• **What you are asked to do**
Copy every entry word for word, but skip the pictures.

• **Data rows**
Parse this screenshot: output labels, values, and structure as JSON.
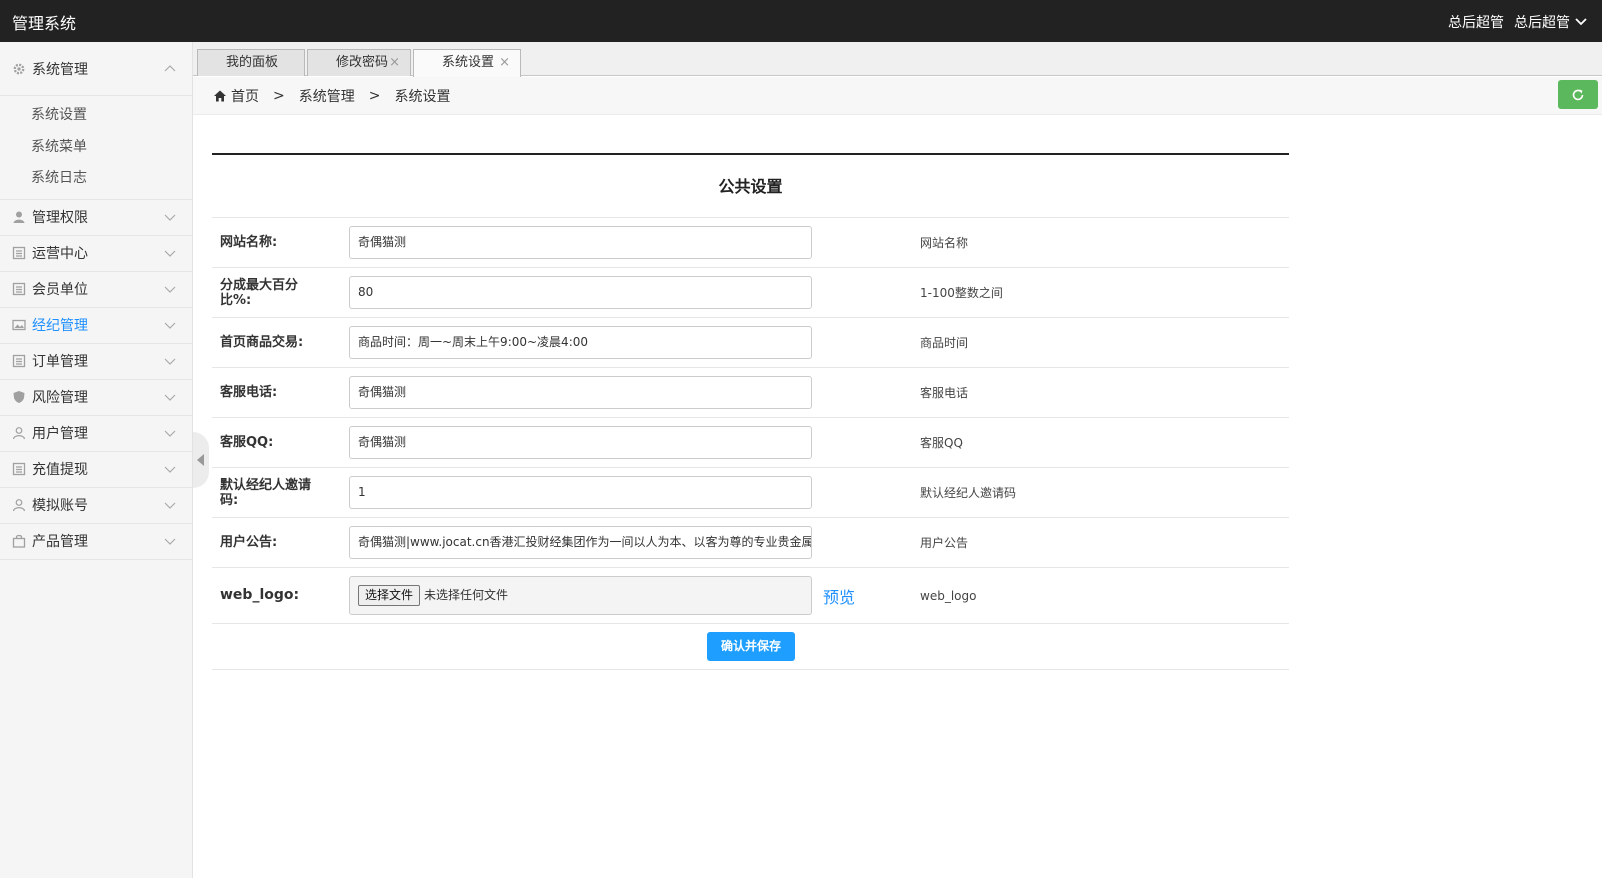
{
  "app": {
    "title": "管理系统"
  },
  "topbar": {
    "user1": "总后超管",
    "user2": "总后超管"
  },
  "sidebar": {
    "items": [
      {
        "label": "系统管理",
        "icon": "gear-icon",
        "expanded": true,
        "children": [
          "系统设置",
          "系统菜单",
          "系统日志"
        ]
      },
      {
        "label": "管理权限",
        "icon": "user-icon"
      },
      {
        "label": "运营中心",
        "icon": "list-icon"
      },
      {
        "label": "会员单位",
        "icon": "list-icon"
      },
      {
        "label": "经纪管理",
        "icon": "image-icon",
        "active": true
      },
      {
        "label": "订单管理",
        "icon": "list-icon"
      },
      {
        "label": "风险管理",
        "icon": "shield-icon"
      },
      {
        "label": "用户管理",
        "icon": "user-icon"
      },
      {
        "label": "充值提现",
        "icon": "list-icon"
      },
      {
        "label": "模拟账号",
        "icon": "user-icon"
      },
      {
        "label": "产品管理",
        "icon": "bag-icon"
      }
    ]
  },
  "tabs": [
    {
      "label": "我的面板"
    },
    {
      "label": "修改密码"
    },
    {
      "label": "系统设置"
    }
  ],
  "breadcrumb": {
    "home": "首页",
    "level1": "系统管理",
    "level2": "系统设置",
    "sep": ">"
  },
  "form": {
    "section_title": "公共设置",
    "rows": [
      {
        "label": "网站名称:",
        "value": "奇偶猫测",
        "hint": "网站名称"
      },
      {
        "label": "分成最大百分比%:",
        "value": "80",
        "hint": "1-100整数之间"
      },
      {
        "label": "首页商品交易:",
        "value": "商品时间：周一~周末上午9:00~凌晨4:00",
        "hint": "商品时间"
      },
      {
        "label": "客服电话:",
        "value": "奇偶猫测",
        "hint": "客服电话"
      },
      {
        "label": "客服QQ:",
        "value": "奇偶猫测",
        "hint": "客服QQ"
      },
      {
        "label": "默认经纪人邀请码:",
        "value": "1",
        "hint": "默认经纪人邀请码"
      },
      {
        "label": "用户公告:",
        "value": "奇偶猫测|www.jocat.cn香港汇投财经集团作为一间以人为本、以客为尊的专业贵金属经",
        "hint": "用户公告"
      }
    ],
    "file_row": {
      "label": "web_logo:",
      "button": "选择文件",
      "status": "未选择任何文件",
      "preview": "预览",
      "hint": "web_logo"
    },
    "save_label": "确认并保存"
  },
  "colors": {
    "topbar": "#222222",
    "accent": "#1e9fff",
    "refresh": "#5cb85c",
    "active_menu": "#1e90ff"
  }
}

• **Solution**
Parse this screenshot: output labels, values, and structure as JSON.
{
  "app": {
    "title": "管理系统"
  },
  "topbar": {
    "user1": "总后超管",
    "user2": "总后超管"
  },
  "sidebar": {
    "items": [
      {
        "label": "系统管理",
        "icon": "gear-icon",
        "expanded": true,
        "children": [
          "系统设置",
          "系统菜单",
          "系统日志"
        ]
      },
      {
        "label": "管理权限",
        "icon": "user-icon"
      },
      {
        "label": "运营中心",
        "icon": "list-icon"
      },
      {
        "label": "会员单位",
        "icon": "list-icon"
      },
      {
        "label": "经纪管理",
        "icon": "image-icon",
        "active": true
      },
      {
        "label": "订单管理",
        "icon": "list-icon"
      },
      {
        "label": "风险管理",
        "icon": "shield-icon"
      },
      {
        "label": "用户管理",
        "icon": "user-icon"
      },
      {
        "label": "充值提现",
        "icon": "list-icon"
      },
      {
        "label": "模拟账号",
        "icon": "user-icon"
      },
      {
        "label": "产品管理",
        "icon": "bag-icon"
      }
    ]
  },
  "tabs": [
    {
      "label": "我的面板"
    },
    {
      "label": "修改密码"
    },
    {
      "label": "系统设置"
    }
  ],
  "breadcrumb": {
    "home": "首页",
    "level1": "系统管理",
    "level2": "系统设置",
    "sep": ">"
  },
  "form": {
    "section_title": "公共设置",
    "rows": [
      {
        "label": "网站名称:",
        "value": "奇偶猫测",
        "hint": "网站名称"
      },
      {
        "label": "分成最大百分比%:",
        "value": "80",
        "hint": "1-100整数之间"
      },
      {
        "label": "首页商品交易:",
        "value": "商品时间：周一~周末上午9:00~凌晨4:00",
        "hint": "商品时间"
      },
      {
        "label": "客服电话:",
        "value": "奇偶猫测",
        "hint": "客服电话"
      },
      {
        "label": "客服QQ:",
        "value": "奇偶猫测",
        "hint": "客服QQ"
      },
      {
        "label": "默认经纪人邀请码:",
        "value": "1",
        "hint": "默认经纪人邀请码"
      },
      {
        "label": "用户公告:",
        "value": "奇偶猫测|www.jocat.cn香港汇投财经集团作为一间以人为本、以客为尊的专业贵金属经",
        "hint": "用户公告"
      }
    ],
    "file_row": {
      "label": "web_logo:",
      "button": "选择文件",
      "status": "未选择任何文件",
      "preview": "预览",
      "hint": "web_logo"
    },
    "save_label": "确认并保存"
  },
  "colors": {
    "topbar": "#222222",
    "accent": "#1e9fff",
    "refresh": "#5cb85c",
    "active_menu": "#1e90ff"
  }
}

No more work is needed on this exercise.